** START OF RECORDED DATA **

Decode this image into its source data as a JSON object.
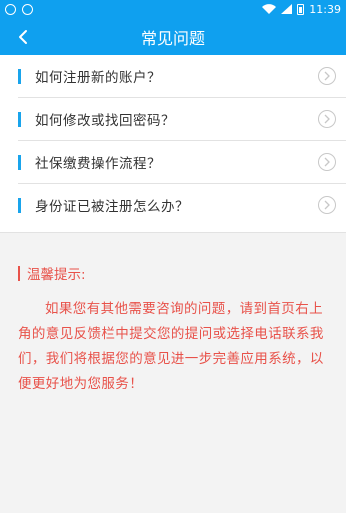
{
  "status_bar": {
    "time": "11:39"
  },
  "header": {
    "title": "常见问题",
    "back_icon": "chevron-left-icon"
  },
  "faq": {
    "items": [
      {
        "label": "如何注册新的账户？"
      },
      {
        "label": "如何修改或找回密码？"
      },
      {
        "label": "社保缴费操作流程？"
      },
      {
        "label": "身份证已被注册怎么办？"
      }
    ]
  },
  "tips": {
    "title": "温馨提示:",
    "body": "如果您有其他需要咨询的问题，请到首页右上角的意见反馈栏中提交您的提问或选择电话联系我们，我们将根据您的意见进一步完善应用系统，以便更好地为您服务！"
  },
  "colors": {
    "accent": "#0fa0ef",
    "tip": "#e8524a"
  }
}
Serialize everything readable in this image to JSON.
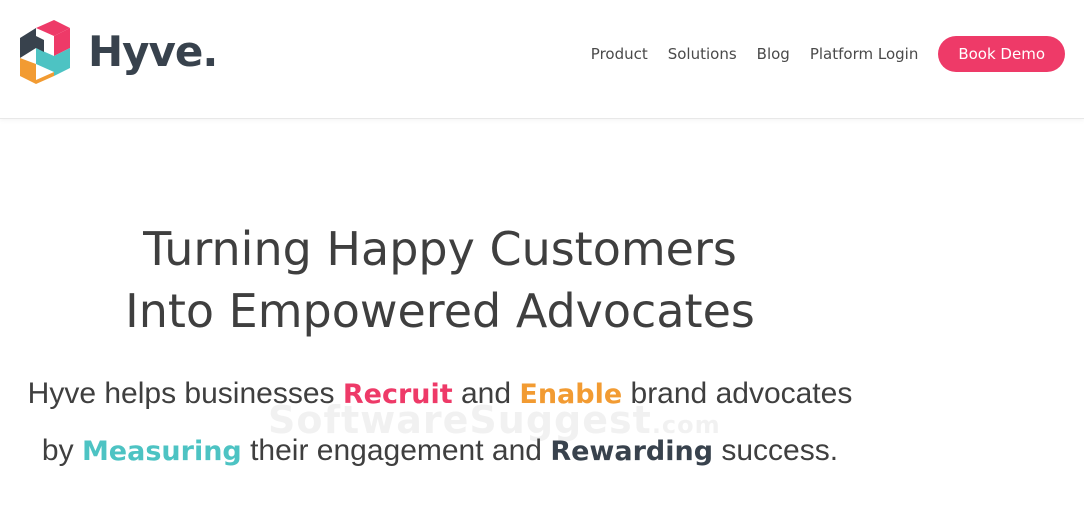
{
  "brand": {
    "name": "Hyve.",
    "colors": {
      "pink": "#ee3a68",
      "orange": "#f29b32",
      "teal": "#4dc3c3",
      "dark": "#38424d"
    }
  },
  "nav": {
    "items": [
      {
        "label": "Product"
      },
      {
        "label": "Solutions"
      },
      {
        "label": "Blog"
      },
      {
        "label": "Platform Login"
      }
    ],
    "cta_label": "Book Demo"
  },
  "hero": {
    "title_line1": "Turning Happy Customers",
    "title_line2": "Into Empowered Advocates",
    "sub": {
      "part1": "Hyve helps businesses ",
      "recruit": "Recruit",
      "part2": " and ",
      "enable": "Enable",
      "part3": " brand advocates",
      "part4": "by ",
      "measuring": "Measuring",
      "part5": " their engagement and ",
      "rewarding": "Rewarding",
      "part6": " success."
    }
  },
  "watermark": {
    "text": "SoftwareSuggest",
    "suffix": ".com"
  }
}
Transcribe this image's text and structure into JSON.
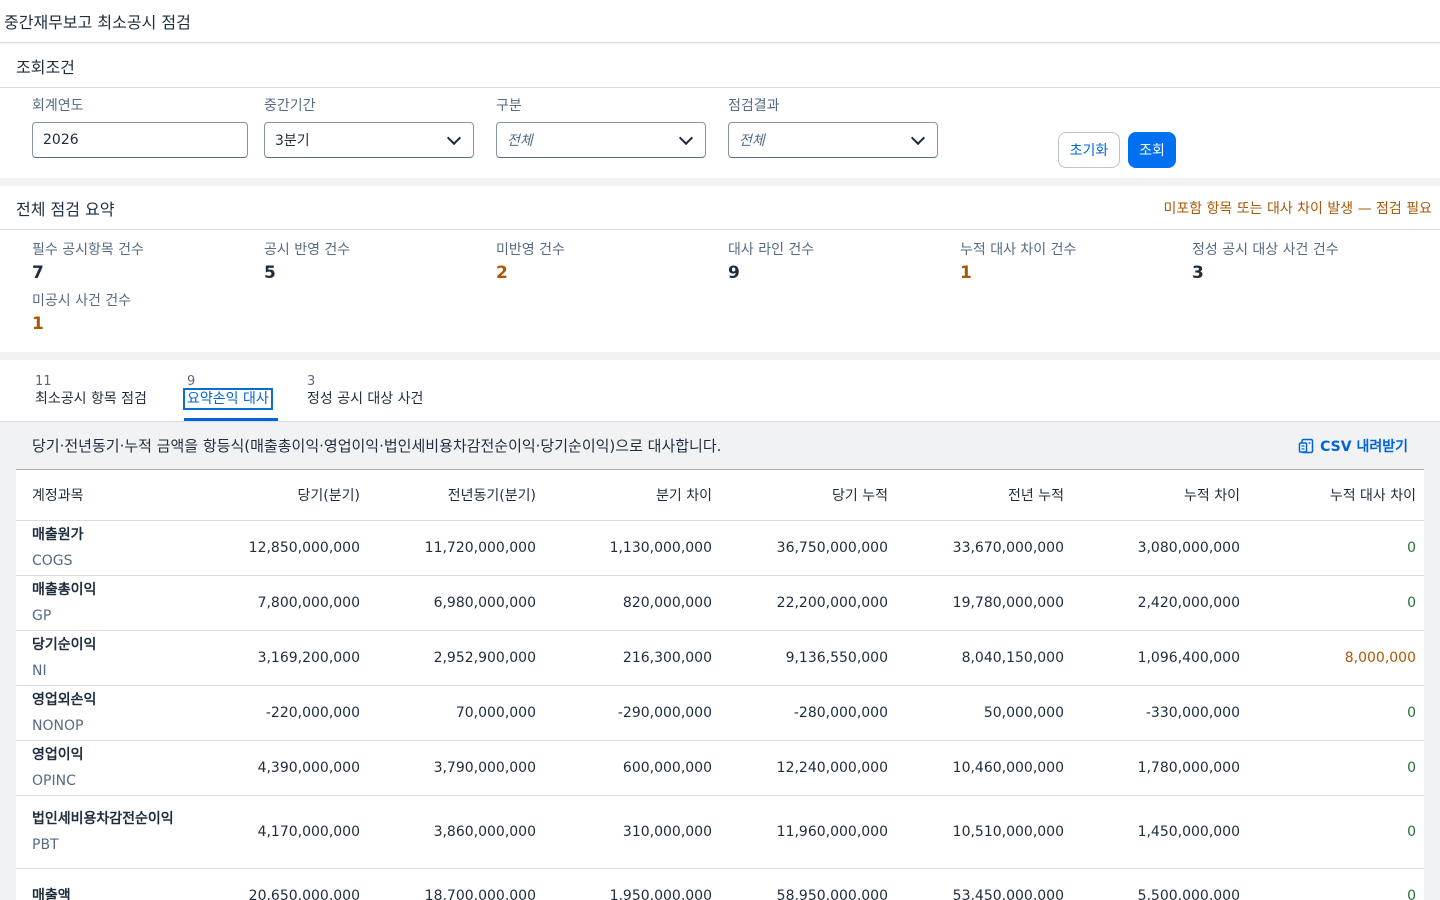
{
  "app": {
    "title": "중간재무보고 최소공시 점검"
  },
  "filters": {
    "title": "조회조건",
    "fiscal_year": {
      "label": "회계연도",
      "value": "2026"
    },
    "interim_period": {
      "label": "중간기간",
      "value": "3분기"
    },
    "category": {
      "label": "구분",
      "placeholder": "전체"
    },
    "result": {
      "label": "점검결과",
      "placeholder": "전체"
    },
    "reset_label": "초기화",
    "search_label": "조회"
  },
  "summary": {
    "title": "전체 점검 요약",
    "warning": "미포함 항목 또는 대사 차이 발생 — 점검 필요",
    "kpis": [
      {
        "label": "필수 공시항목 건수",
        "value": "7"
      },
      {
        "label": "공시 반영 건수",
        "value": "5"
      },
      {
        "label": "미반영 건수",
        "value": "2"
      },
      {
        "label": "대사 라인 건수",
        "value": "9"
      },
      {
        "label": "누적 대사 차이 건수",
        "value": "1"
      },
      {
        "label": "정성 공시 대상 사건 건수",
        "value": "3"
      },
      {
        "label": "미공시 사건 건수",
        "value": "1"
      }
    ]
  },
  "tabs": [
    {
      "count": "11",
      "label": "최소공시 항목 점검"
    },
    {
      "count": "9",
      "label": "요약손익 대사"
    },
    {
      "count": "3",
      "label": "정성 공시 대상 사건"
    }
  ],
  "table": {
    "description": "당기·전년동기·누적 금액을 항등식(매출총이익·영업이익·법인세비용차감전순이익·당기순이익)으로 대사합니다.",
    "csv_label": "CSV 내려받기",
    "columns": [
      "계정과목",
      "당기(분기)",
      "전년동기(분기)",
      "분기 차이",
      "당기 누적",
      "전년 누적",
      "누적 차이",
      "누적 대사 차이"
    ],
    "rows": [
      {
        "name": "매출원가",
        "code": "COGS",
        "values": [
          "12,850,000,000",
          "11,720,000,000",
          "1,130,000,000",
          "36,750,000,000",
          "33,670,000,000",
          "3,080,000,000"
        ],
        "diff": "0"
      },
      {
        "name": "매출총이익",
        "code": "GP",
        "values": [
          "7,800,000,000",
          "6,980,000,000",
          "820,000,000",
          "22,200,000,000",
          "19,780,000,000",
          "2,420,000,000"
        ],
        "diff": "0"
      },
      {
        "name": "당기순이익",
        "code": "NI",
        "values": [
          "3,169,200,000",
          "2,952,900,000",
          "216,300,000",
          "9,136,550,000",
          "8,040,150,000",
          "1,096,400,000"
        ],
        "diff": "8,000,000"
      },
      {
        "name": "영업외손익",
        "code": "NONOP",
        "values": [
          "-220,000,000",
          "70,000,000",
          "-290,000,000",
          "-280,000,000",
          "50,000,000",
          "-330,000,000"
        ],
        "diff": "0"
      },
      {
        "name": "영업이익",
        "code": "OPINC",
        "values": [
          "4,390,000,000",
          "3,790,000,000",
          "600,000,000",
          "12,240,000,000",
          "10,460,000,000",
          "1,780,000,000"
        ],
        "diff": "0"
      },
      {
        "name": "법인세비용차감전순이익",
        "code": "PBT",
        "values": [
          "4,170,000,000",
          "3,860,000,000",
          "310,000,000",
          "11,960,000,000",
          "10,510,000,000",
          "1,450,000,000"
        ],
        "diff": "0"
      },
      {
        "name": "매출액",
        "code": "",
        "values": [
          "20,650,000,000",
          "18,700,000,000",
          "1,950,000,000",
          "58,950,000,000",
          "53,450,000,000",
          "5,500,000,000"
        ],
        "diff": "0"
      }
    ]
  }
}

** END OF RECORDED DATA **

GOAL OF THE EXERCISE: Reproduce the entries exactly. Do not carry over any picture.

THE OUTPUT:
Decode this image into its source data as a JSON object.
{
  "status_bar": {
    "time": "11:39"
  },
  "header": {
    "title": "常见问题",
    "back_icon": "chevron-left-icon"
  },
  "faq": {
    "items": [
      {
        "label": "如何注册新的账户？"
      },
      {
        "label": "如何修改或找回密码？"
      },
      {
        "label": "社保缴费操作流程？"
      },
      {
        "label": "身份证已被注册怎么办？"
      }
    ]
  },
  "tips": {
    "title": "温馨提示:",
    "body": "如果您有其他需要咨询的问题，请到首页右上角的意见反馈栏中提交您的提问或选择电话联系我们，我们将根据您的意见进一步完善应用系统，以便更好地为您服务！"
  },
  "colors": {
    "accent": "#0fa0ef",
    "tip": "#e8524a"
  }
}
Serialize everything readable in this image to JSON.
{
  "brand": {
    "name": "Hyve.",
    "colors": {
      "pink": "#ee3a68",
      "orange": "#f29b32",
      "teal": "#4dc3c3",
      "dark": "#38424d"
    }
  },
  "nav": {
    "items": [
      {
        "label": "Product"
      },
      {
        "label": "Solutions"
      },
      {
        "label": "Blog"
      },
      {
        "label": "Platform Login"
      }
    ],
    "cta_label": "Book Demo"
  },
  "hero": {
    "title_line1": "Turning Happy Customers",
    "title_line2": "Into Empowered Advocates",
    "sub": {
      "part1": "Hyve helps businesses ",
      "recruit": "Recruit",
      "part2": " and ",
      "enable": "Enable",
      "part3": " brand advocates",
      "part4": "by ",
      "measuring": "Measuring",
      "part5": " their engagement and ",
      "rewarding": "Rewarding",
      "part6": " success."
    }
  },
  "watermark": {
    "text": "SoftwareSuggest",
    "suffix": ".com"
  }
}
Transcribe this image's text and structure into JSON.
{
  "app": {
    "title": "중간재무보고 최소공시 점검"
  },
  "filters": {
    "title": "조회조건",
    "fiscal_year": {
      "label": "회계연도",
      "value": "2026"
    },
    "interim_period": {
      "label": "중간기간",
      "value": "3분기"
    },
    "category": {
      "label": "구분",
      "placeholder": "전체"
    },
    "result": {
      "label": "점검결과",
      "placeholder": "전체"
    },
    "reset_label": "초기화",
    "search_label": "조회"
  },
  "summary": {
    "title": "전체 점검 요약",
    "warning": "미포함 항목 또는 대사 차이 발생 — 점검 필요",
    "kpis": [
      {
        "label": "필수 공시항목 건수",
        "value": "7"
      },
      {
        "label": "공시 반영 건수",
        "value": "5"
      },
      {
        "label": "미반영 건수",
        "value": "2"
      },
      {
        "label": "대사 라인 건수",
        "value": "9"
      },
      {
        "label": "누적 대사 차이 건수",
        "value": "1"
      },
      {
        "label": "정성 공시 대상 사건 건수",
        "value": "3"
      },
      {
        "label": "미공시 사건 건수",
        "value": "1"
      }
    ]
  },
  "tabs": [
    {
      "count": "11",
      "label": "최소공시 항목 점검"
    },
    {
      "count": "9",
      "label": "요약손익 대사"
    },
    {
      "count": "3",
      "label": "정성 공시 대상 사건"
    }
  ],
  "table": {
    "description": "당기·전년동기·누적 금액을 항등식(매출총이익·영업이익·법인세비용차감전순이익·당기순이익)으로 대사합니다.",
    "csv_label": "CSV 내려받기",
    "columns": [
      "계정과목",
      "당기(분기)",
      "전년동기(분기)",
      "분기 차이",
      "당기 누적",
      "전년 누적",
      "누적 차이",
      "누적 대사 차이"
    ],
    "rows": [
      {
        "name": "매출원가",
        "code": "COGS",
        "values": [
          "12,850,000,000",
          "11,720,000,000",
          "1,130,000,000",
          "36,750,000,000",
          "33,670,000,000",
          "3,080,000,000"
        ],
        "diff": "0"
      },
      {
        "name": "매출총이익",
        "code": "GP",
        "values": [
          "7,800,000,000",
          "6,980,000,000",
          "820,000,000",
          "22,200,000,000",
          "19,780,000,000",
          "2,420,000,000"
        ],
        "diff": "0"
      },
      {
        "name": "당기순이익",
        "code": "NI",
        "values": [
          "3,169,200,000",
          "2,952,900,000",
          "216,300,000",
          "9,136,550,000",
          "8,040,150,000",
          "1,096,400,000"
        ],
        "diff": "8,000,000"
      },
      {
        "name": "영업외손익",
        "code": "NONOP",
        "values": [
          "-220,000,000",
          "70,000,000",
          "-290,000,000",
          "-280,000,000",
          "50,000,000",
          "-330,000,000"
        ],
        "diff": "0"
      },
      {
        "name": "영업이익",
        "code": "OPINC",
        "values": [
          "4,390,000,000",
          "3,790,000,000",
          "600,000,000",
          "12,240,000,000",
          "10,460,000,000",
          "1,780,000,000"
        ],
        "diff": "0"
      },
      {
        "name": "법인세비용차감전순이익",
        "code": "PBT",
        "values": [
          "4,170,000,000",
          "3,860,000,000",
          "310,000,000",
          "11,960,000,000",
          "10,510,000,000",
          "1,450,000,000"
        ],
        "diff": "0"
      },
      {
        "name": "매출액",
        "code": "",
        "values": [
          "20,650,000,000",
          "18,700,000,000",
          "1,950,000,000",
          "58,950,000,000",
          "53,450,000,000",
          "5,500,000,000"
        ],
        "diff": "0"
      }
    ]
  }
}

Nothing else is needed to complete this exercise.